▸ Dataset records:
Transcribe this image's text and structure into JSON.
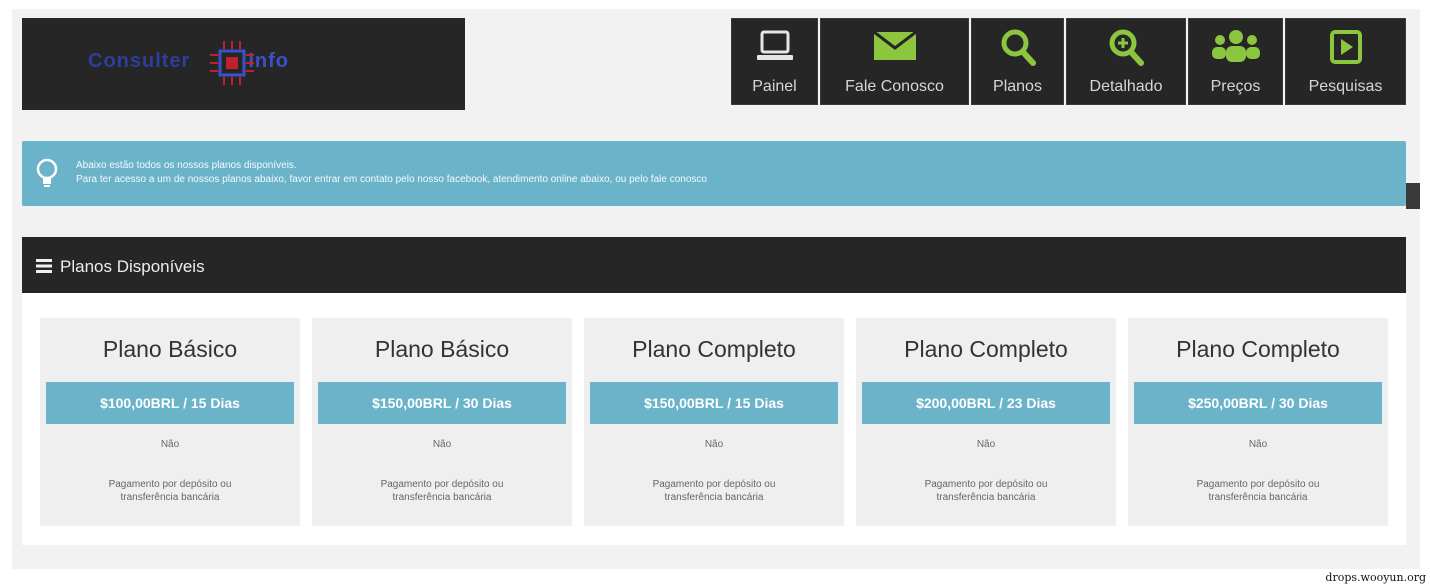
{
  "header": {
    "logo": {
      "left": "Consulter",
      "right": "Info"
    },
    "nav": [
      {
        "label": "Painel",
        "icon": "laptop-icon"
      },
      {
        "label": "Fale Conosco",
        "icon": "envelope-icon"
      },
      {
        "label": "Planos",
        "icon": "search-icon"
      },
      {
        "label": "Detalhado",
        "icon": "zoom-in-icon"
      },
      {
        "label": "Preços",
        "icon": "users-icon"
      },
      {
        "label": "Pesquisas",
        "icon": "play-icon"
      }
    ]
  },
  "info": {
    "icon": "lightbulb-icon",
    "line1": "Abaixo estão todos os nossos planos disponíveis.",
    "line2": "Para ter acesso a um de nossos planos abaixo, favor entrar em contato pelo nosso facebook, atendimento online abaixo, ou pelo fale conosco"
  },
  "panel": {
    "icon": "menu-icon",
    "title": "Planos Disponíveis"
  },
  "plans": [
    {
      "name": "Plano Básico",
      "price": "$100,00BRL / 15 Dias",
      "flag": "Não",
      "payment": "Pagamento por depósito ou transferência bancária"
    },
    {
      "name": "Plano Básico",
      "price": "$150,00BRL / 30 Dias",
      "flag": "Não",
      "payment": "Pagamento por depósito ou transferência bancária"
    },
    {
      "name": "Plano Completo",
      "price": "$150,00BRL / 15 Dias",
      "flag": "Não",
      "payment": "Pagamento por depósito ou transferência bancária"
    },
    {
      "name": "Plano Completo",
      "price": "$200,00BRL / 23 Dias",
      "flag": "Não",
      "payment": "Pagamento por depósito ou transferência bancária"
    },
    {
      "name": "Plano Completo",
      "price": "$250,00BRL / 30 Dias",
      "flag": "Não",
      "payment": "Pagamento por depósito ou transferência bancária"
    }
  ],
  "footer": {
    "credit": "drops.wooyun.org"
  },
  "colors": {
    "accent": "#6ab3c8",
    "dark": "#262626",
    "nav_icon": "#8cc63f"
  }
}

▸ Exercise prompt: State how many lines in the records above contain the word "nossos", and give only that number.

▸ Worked answer: 2